SET TASK
Copy the data exactly as it appears, and do not include any pictures.

(Recorded data)

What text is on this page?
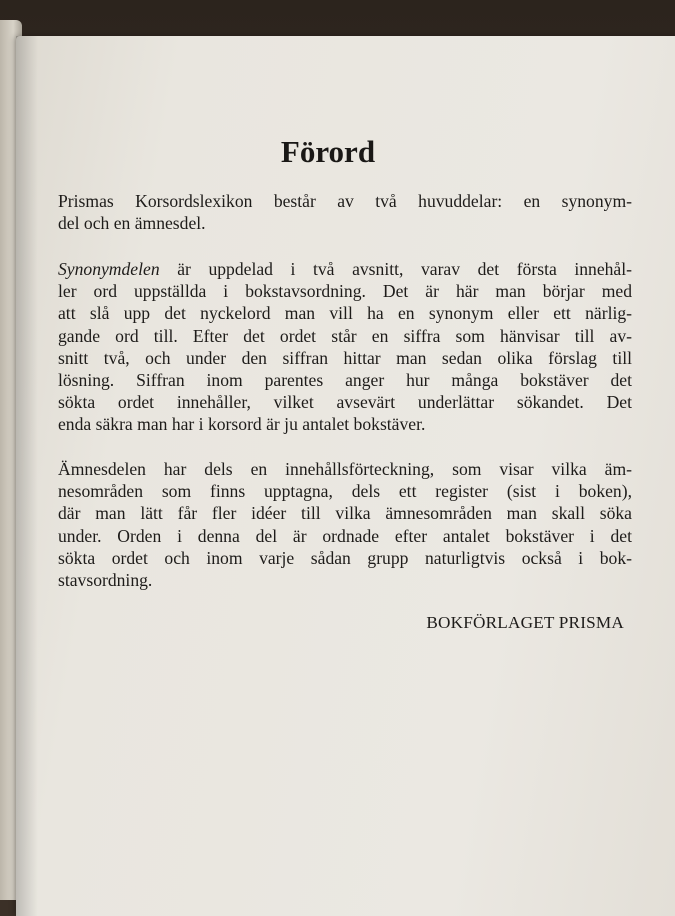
Förord
Prismas Korsordslexikon består av två huvuddelar: en synonym-
del och en ämnesdel.
Synonymdelen är uppdelad i två avsnitt, varav det första innehål-
ler ord uppställda i bokstavsordning. Det är här man börjar med
att slå upp det nyckelord man vill ha en synonym eller ett närlig-
gande ord till. Efter det ordet står en siffra som hänvisar till av-
snitt två, och under den siffran hittar man sedan olika förslag till
lösning. Siffran inom parentes anger hur många bokstäver det
sökta ordet innehåller, vilket avsevärt underlättar sökandet. Det
enda säkra man har i korsord är ju antalet bokstäver.
Ämnesdelen har dels en innehållsförteckning, som visar vilka äm-
nesområden som finns upptagna, dels ett register (sist i boken),
där man lätt får fler idéer till vilka ämnesområden man skall söka
under. Orden i denna del är ordnade efter antalet bokstäver i det
sökta ordet och inom varje sådan grupp naturligtvis också i bok-
stavsordning.
BOKFÖRLAGET PRISMA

RESULT
What text is on this page?
Förord
Prismas Korsordslexikon består av två huvuddelar: en synonym-
del och en ämnesdel.
Synonymdelen är uppdelad i två avsnitt, varav det första innehål-
ler ord uppställda i bokstavsordning. Det är här man börjar med
att slå upp det nyckelord man vill ha en synonym eller ett närlig-
gande ord till. Efter det ordet står en siffra som hänvisar till av-
snitt två, och under den siffran hittar man sedan olika förslag till
lösning. Siffran inom parentes anger hur många bokstäver det
sökta ordet innehåller, vilket avsevärt underlättar sökandet. Det
enda säkra man har i korsord är ju antalet bokstäver.
Ämnesdelen har dels en innehållsförteckning, som visar vilka äm-
nesområden som finns upptagna, dels ett register (sist i boken),
där man lätt får fler idéer till vilka ämnesområden man skall söka
under. Orden i denna del är ordnade efter antalet bokstäver i det
sökta ordet och inom varje sådan grupp naturligtvis också i bok-
stavsordning.
BOKFÖRLAGET PRISMA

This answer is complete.